* [Work to do]: Gather every line in the records below that contains the word "الحرية".

* [Data for processing]:
-- Begin --
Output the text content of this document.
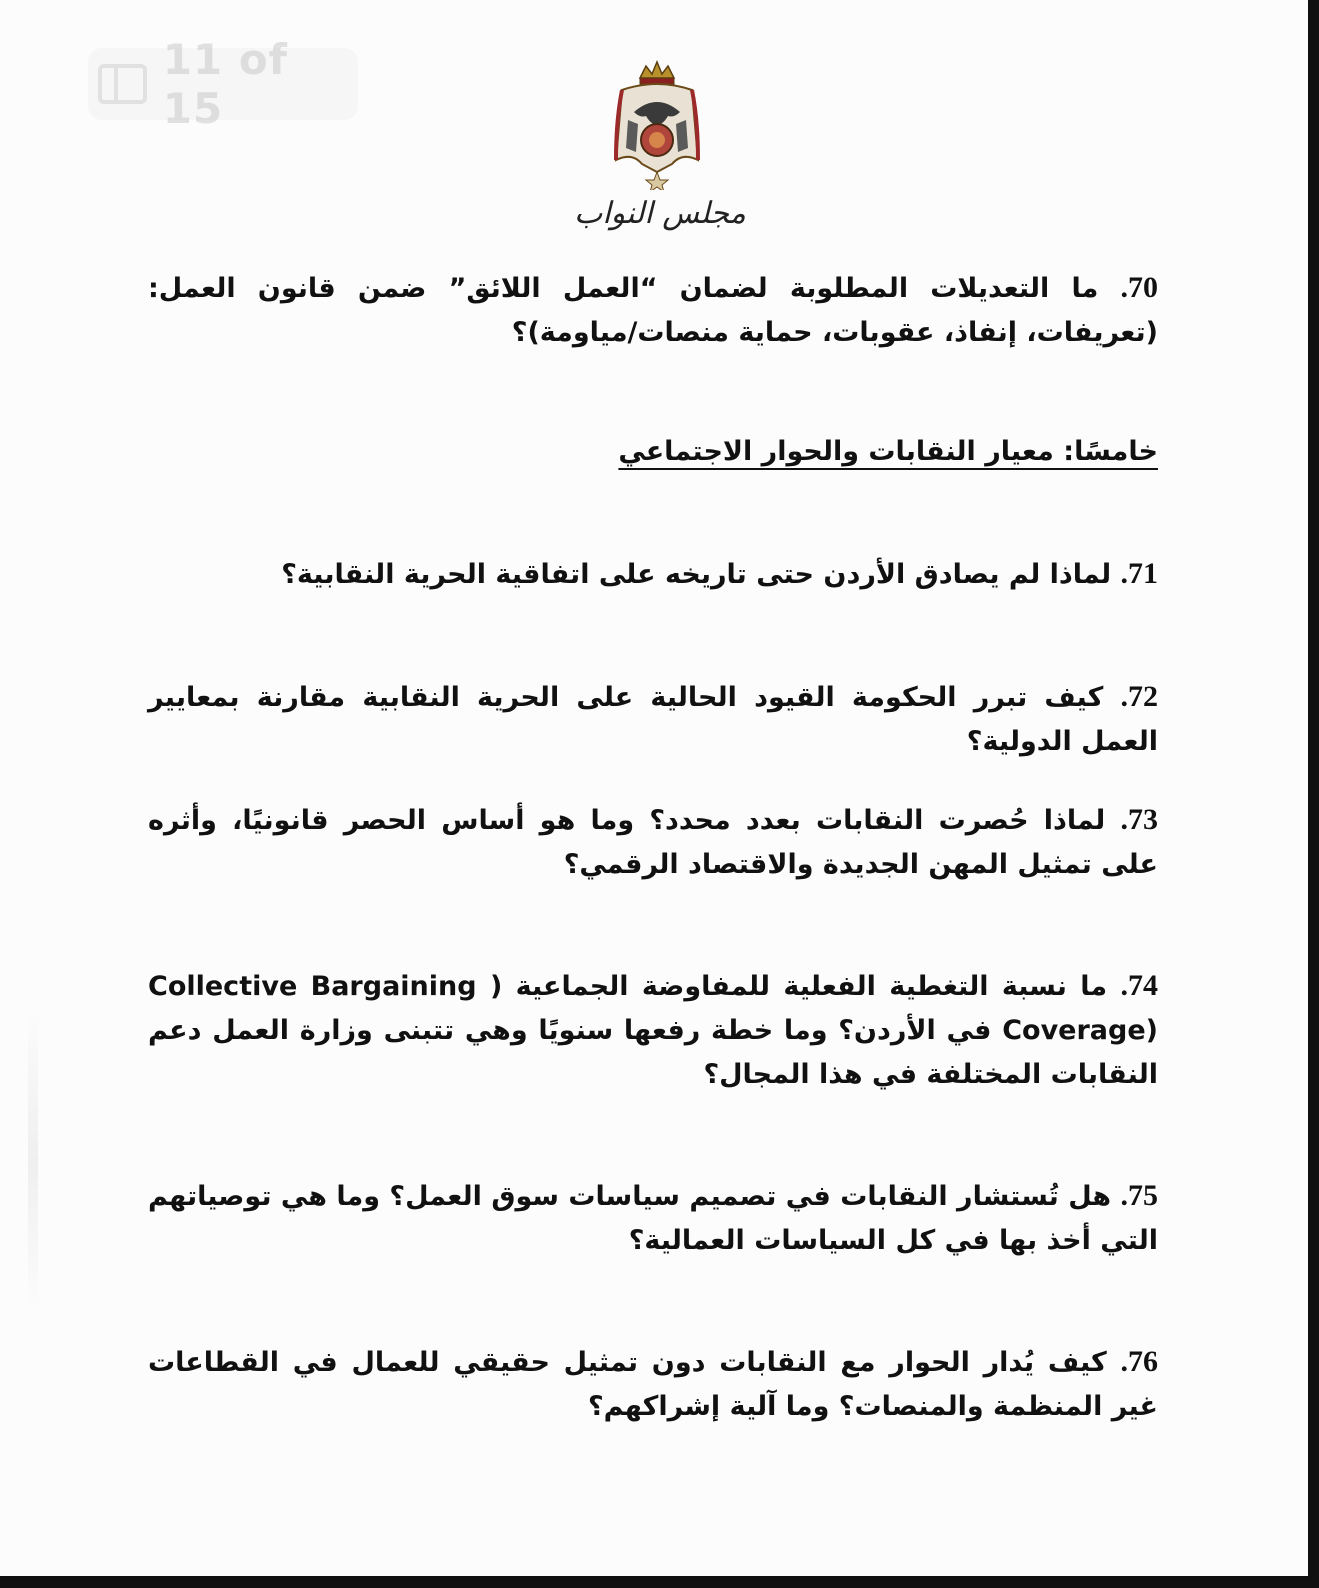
11 of 15
مجلس النواب
70. ما التعديلات المطلوبة لضمان “العمل اللائق” ضمن قانون العمل: (تعريفات، إنفاذ، عقوبات، حماية منصات/مياومة)؟
خامسًا: معيار النقابات والحوار الاجتماعي
71. لماذا لم يصادق الأردن حتى تاريخه على اتفاقية الحرية النقابية؟
72. كيف تبرر الحكومة القيود الحالية على الحرية النقابية مقارنة بمعايير العمل الدولية؟
73. لماذا حُصرت النقابات بعدد محدد؟ وما هو أساس الحصر قانونيًا، وأثره على تمثيل المهن الجديدة والاقتصاد الرقمي؟
74. ما نسبة التغطية الفعلية للمفاوضة الجماعية ( Collective Bargaining Coverage) في الأردن؟ وما خطة رفعها سنويًا وهي تتبنى وزارة العمل دعم النقابات المختلفة في هذا المجال؟
75. هل تُستشار النقابات في تصميم سياسات سوق العمل؟ وما هي توصياتهم التي أخذ بها في كل السياسات العمالية؟
76. كيف يُدار الحوار مع النقابات دون تمثيل حقيقي للعمال في القطاعات غير المنظمة والمنصات؟ وما آلية إشراكهم؟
-- End --
* [Reply]:
71. لماذا لم يصادق الأردن حتى تاريخه على اتفاقية الحرية النقابية؟
72. كيف تبرر الحكومة القيود الحالية على الحرية النقابية مقارنة بمعايير العمل الدولية؟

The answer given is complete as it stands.